It's possible that if we understand the difference in the number of instances returned by those two APIs, that we may be able to add a filter to reduce the number returned from ONTAP counter manager. Reducing that number would leave counter manager more capacity to return the performance metrics that currently have intermittent gaps. I've asked the counter manager team to take a look at the ASUPs for these clusters that were attached to the case you opened.

Temporarily disabling ZapiPerf:Qtree collection would also confirm if reducing the number of qtree performance metrics fixed the intermittent gaps

crude imp
#

Ok, thanks. I'm working on setting up the latest version of Harvest on one of the dev servers. I'll add these two clusters, monitor the results for a few hours, and then share the findings with you.
──────
* _GIVEN INSTRUCTION A_: In the records, reproduce word for word the lines from the one containing "cell-description: не закреплена (511, 442, 604, 463)" to the one containing "cell-method: геодезический (318, 400, 413, 421)", including both of those lines.

(Spatial annotation records)
──────
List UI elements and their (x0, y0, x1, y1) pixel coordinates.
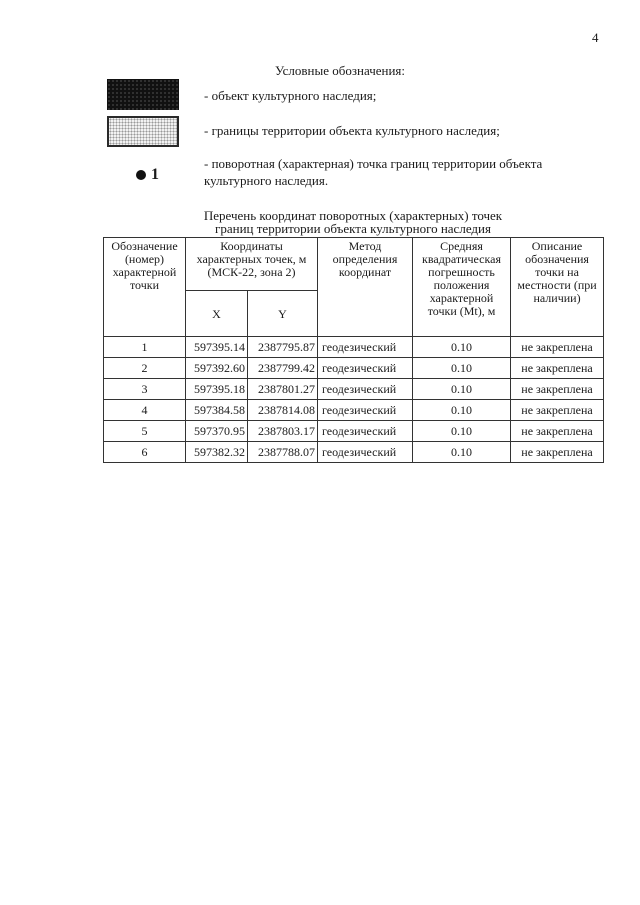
cell-description: не закреплена (511, 442, 604, 463)
page-number: 4 (592, 30, 599, 45)
cell-description: не закреплена (511, 358, 604, 379)
cell-y: 2387801.27 (248, 379, 318, 400)
cell-y: 2387814.08 (248, 400, 318, 421)
turning-point-marker (136, 166, 159, 184)
header-description: Описание обозначения точки на местности (при наличии) (511, 238, 604, 337)
header-error: Средняя квадратическая погрешность положения характерной точки (Mt), м (413, 238, 511, 337)
header-y: Y (248, 291, 318, 337)
cell-description: не закреплена (511, 400, 604, 421)
table-row (104, 442, 604, 463)
cell-point-number: 6 (104, 442, 186, 463)
cell-point-number: 4 (104, 400, 186, 421)
cell-y: 2387799.42 (248, 358, 318, 379)
cell-method: геодезический (318, 421, 413, 442)
turning-point-dot-icon (136, 170, 146, 180)
cell-point-number: 3 (104, 379, 186, 400)
cell-mt: 0.10 (413, 337, 511, 358)
cell-method: геодезический (318, 400, 413, 421)
table-row (104, 337, 604, 358)
cell-method: геодезический (318, 358, 413, 379)
heritage-object-swatch (107, 79, 179, 110)
cell-x: 597395.14 (186, 337, 248, 358)
legend-turning-point-text: - поворотная (характерная) точка границ территории объекта культурного наследия. (204, 156, 543, 188)
cell-description: не закреплена (511, 421, 604, 442)
table-caption-line-1: Перечень координат поворотных (характерных) точек (203, 208, 503, 223)
cell-method: геодезический (318, 379, 413, 400)
header-method: Метод определения координат (318, 238, 413, 337)
table-row (104, 358, 604, 379)
turning-point-number: 1 (151, 166, 159, 183)
table-row (104, 421, 604, 442)
cell-point-number: 1 (104, 337, 186, 358)
cell-x: 597392.60 (186, 358, 248, 379)
cell-x: 597384.58 (186, 400, 248, 421)
table-row (104, 400, 604, 421)
cell-x: 597370.95 (186, 421, 248, 442)
cell-y: 2387788.07 (248, 442, 318, 463)
table-caption-line-2: границ территории объекта культурного наследия (215, 221, 491, 236)
coordinates-table (103, 237, 604, 463)
header-coordinates: Координаты характерных точек, м (МСК-22, зона 2) (186, 238, 318, 291)
cell-mt: 0.10 (413, 379, 511, 400)
cell-method: геодезический (318, 337, 413, 358)
header-designation: Обозначение (номер) характерной точки (104, 238, 186, 337)
cell-description: не закреплена (511, 379, 604, 400)
header-x: X (186, 291, 248, 337)
cell-method: геодезический (318, 442, 413, 463)
cell-mt: 0.10 (413, 442, 511, 463)
cell-point-number: 5 (104, 421, 186, 442)
legend-heritage-object-text: - объект культурного наследия; (204, 88, 377, 103)
table-row (104, 379, 604, 400)
cell-y: 2387795.87 (248, 337, 318, 358)
territory-boundary-swatch (107, 116, 179, 147)
cell-x: 597395.18 (186, 379, 248, 400)
cell-mt: 0.10 (413, 421, 511, 442)
cell-description: не закреплена (511, 337, 604, 358)
table-caption (103, 209, 603, 235)
cell-point-number: 2 (104, 358, 186, 379)
legend-title: Условные обозначения: (275, 63, 406, 78)
cell-mt: 0.10 (413, 400, 511, 421)
cell-mt: 0.10 (413, 358, 511, 379)
cell-x: 597382.32 (186, 442, 248, 463)
legend-territory-boundary-text: - границы территории объекта культурного наследия; (204, 123, 500, 138)
cell-y: 2387803.17 (248, 421, 318, 442)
──────
* _GIVEN INSTRUCTION B_: Copy out the entire forum thread on Harvest counter metrics with no changes.

* _COMPLETE OUTPUT A_:
cell-description: не закреплена (511, 442, 604, 463)
page-number: 4 (592, 30, 599, 45)
cell-description: не закреплена (511, 358, 604, 379)
cell-y: 2387801.27 (248, 379, 318, 400)
cell-y: 2387814.08 (248, 400, 318, 421)
turning-point-marker (136, 166, 159, 184)
header-description: Описание обозначения точки на местности (при наличии) (511, 238, 604, 337)
header-error: Средняя квадратическая погрешность положения характерной точки (Mt), м (413, 238, 511, 337)
header-y: Y (248, 291, 318, 337)
cell-description: не закреплена (511, 400, 604, 421)
table-row (104, 442, 604, 463)
cell-point-number: 6 (104, 442, 186, 463)
cell-point-number: 4 (104, 400, 186, 421)
cell-y: 2387799.42 (248, 358, 318, 379)
cell-method: геодезический (318, 421, 413, 442)
turning-point-dot-icon (136, 170, 146, 180)
cell-point-number: 3 (104, 379, 186, 400)
cell-mt: 0.10 (413, 337, 511, 358)
cell-method: геодезический (318, 400, 413, 421)

* _COMPLETE OUTPUT B_:
It's possible that if we understand the difference in the number of instances returned by those two APIs, that we may be able to add a filter to reduce the number returned from ONTAP counter manager. Reducing that number would leave counter manager more capacity to return the performance metrics that currently have intermittent gaps. I've asked the counter manager team to take a look at the ASUPs for these clusters that were attached to the case you opened.

Temporarily disabling ZapiPerf:Qtree collection would also confirm if reducing the number of qtree performance metrics fixed the intermittent gaps

crude imp
#

Ok, thanks. I'm working on setting up the latest version of Harvest on one of the dev servers. I'll add these two clusters, monitor the results for a few hours, and then share the findings with you.